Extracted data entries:
-- Start --
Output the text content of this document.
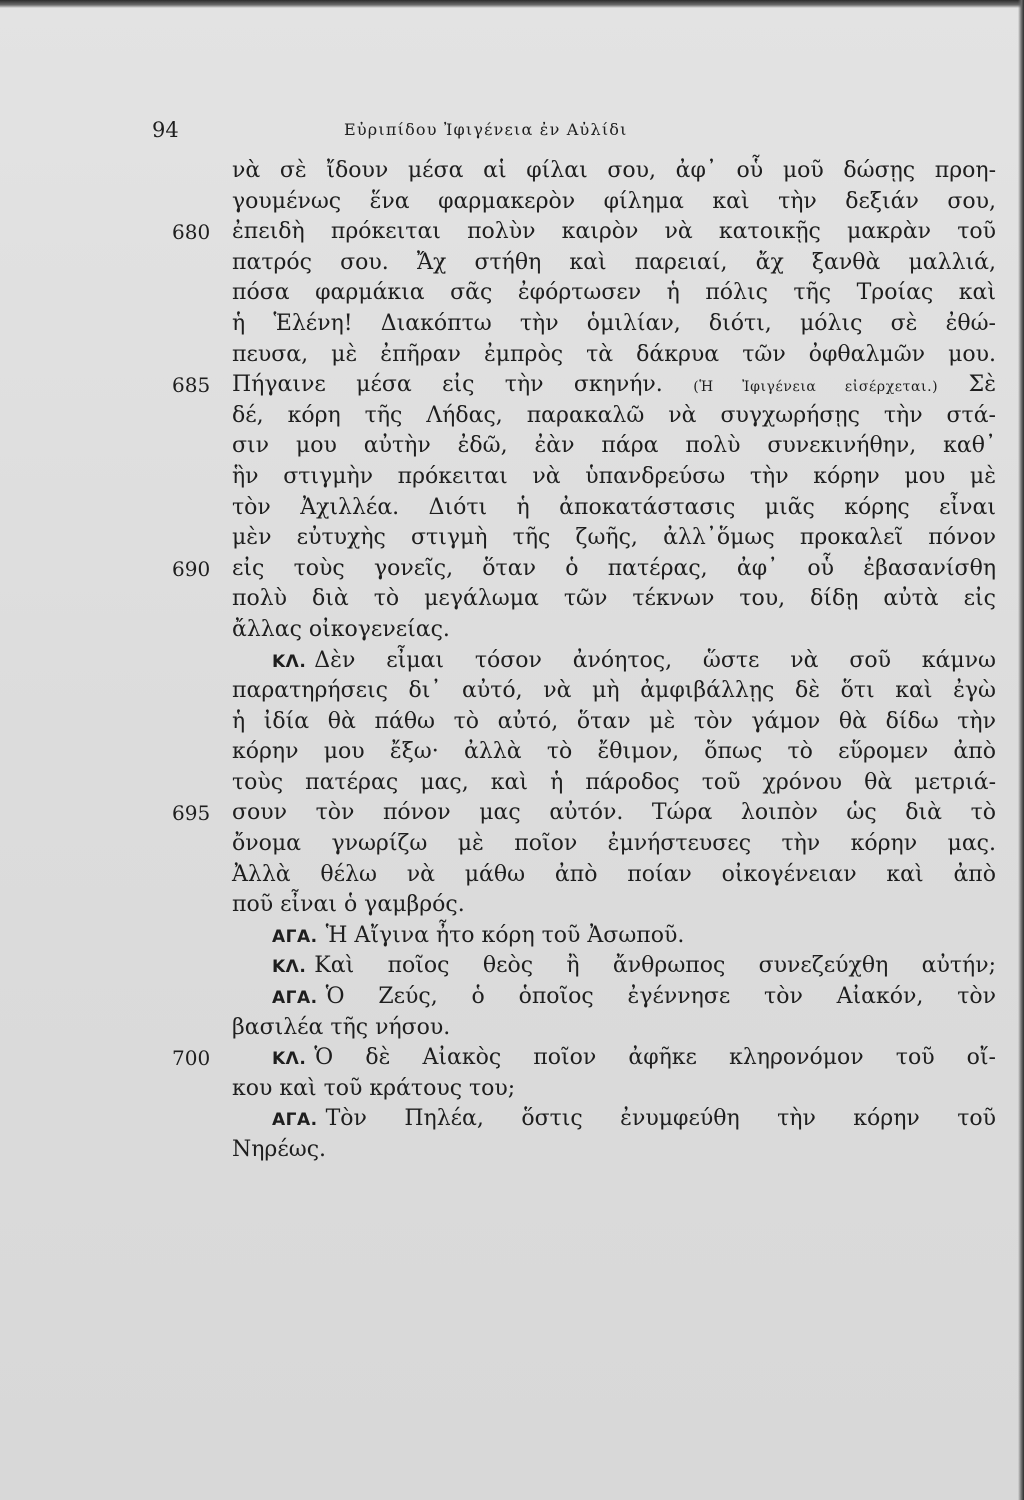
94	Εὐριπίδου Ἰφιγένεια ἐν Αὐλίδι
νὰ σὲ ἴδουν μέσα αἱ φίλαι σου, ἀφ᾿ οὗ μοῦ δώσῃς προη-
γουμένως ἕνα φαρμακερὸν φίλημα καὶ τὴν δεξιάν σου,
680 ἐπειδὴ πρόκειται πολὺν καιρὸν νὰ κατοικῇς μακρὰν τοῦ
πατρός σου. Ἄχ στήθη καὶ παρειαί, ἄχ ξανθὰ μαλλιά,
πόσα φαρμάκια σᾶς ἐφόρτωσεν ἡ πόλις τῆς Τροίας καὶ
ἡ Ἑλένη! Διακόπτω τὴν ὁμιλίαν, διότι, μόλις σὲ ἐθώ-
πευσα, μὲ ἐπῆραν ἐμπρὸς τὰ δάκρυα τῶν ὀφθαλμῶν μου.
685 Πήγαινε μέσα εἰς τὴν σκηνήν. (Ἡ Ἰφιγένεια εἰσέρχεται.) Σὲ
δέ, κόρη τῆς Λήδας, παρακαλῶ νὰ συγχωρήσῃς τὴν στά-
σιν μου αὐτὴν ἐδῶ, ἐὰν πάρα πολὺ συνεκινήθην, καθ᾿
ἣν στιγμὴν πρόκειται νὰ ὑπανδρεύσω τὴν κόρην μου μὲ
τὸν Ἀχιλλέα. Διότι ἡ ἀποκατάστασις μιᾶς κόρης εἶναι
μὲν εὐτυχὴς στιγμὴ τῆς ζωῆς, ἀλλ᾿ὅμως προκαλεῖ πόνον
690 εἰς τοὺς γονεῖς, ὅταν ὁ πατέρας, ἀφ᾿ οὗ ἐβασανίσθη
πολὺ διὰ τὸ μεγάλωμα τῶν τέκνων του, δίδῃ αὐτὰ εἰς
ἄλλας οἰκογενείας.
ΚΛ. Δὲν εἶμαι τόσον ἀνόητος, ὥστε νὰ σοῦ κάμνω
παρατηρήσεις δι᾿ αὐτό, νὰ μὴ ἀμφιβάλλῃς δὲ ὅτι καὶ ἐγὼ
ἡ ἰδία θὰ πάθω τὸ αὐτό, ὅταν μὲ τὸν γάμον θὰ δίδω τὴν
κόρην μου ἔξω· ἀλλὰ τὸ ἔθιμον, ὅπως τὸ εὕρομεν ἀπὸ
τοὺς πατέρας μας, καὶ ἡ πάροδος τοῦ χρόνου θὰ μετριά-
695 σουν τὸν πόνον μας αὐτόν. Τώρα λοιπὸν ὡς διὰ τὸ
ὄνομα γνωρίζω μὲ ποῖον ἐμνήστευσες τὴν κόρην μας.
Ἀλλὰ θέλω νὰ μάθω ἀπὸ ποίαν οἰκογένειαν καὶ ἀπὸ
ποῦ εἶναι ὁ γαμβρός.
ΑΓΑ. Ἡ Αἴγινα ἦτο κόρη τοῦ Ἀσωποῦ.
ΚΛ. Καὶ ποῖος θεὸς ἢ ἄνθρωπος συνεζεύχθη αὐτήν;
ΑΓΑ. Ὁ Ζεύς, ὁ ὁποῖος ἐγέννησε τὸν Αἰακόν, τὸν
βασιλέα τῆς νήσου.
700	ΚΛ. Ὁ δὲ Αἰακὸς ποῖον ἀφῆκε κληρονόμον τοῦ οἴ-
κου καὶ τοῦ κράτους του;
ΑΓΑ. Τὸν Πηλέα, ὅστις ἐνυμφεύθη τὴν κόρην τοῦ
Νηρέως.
-- End --
REQUEST: Set out every line from the material that contains the string "ποῖον".

IN RESPONSE:
ὄνομα γνωρίζω μὲ ποῖον ἐμνήστευσες τὴν κόρην μας.
700	ΚΛ. Ὁ δὲ Αἰακὸς ποῖον ἀφῆκε κληρονόμον τοῦ οἴ-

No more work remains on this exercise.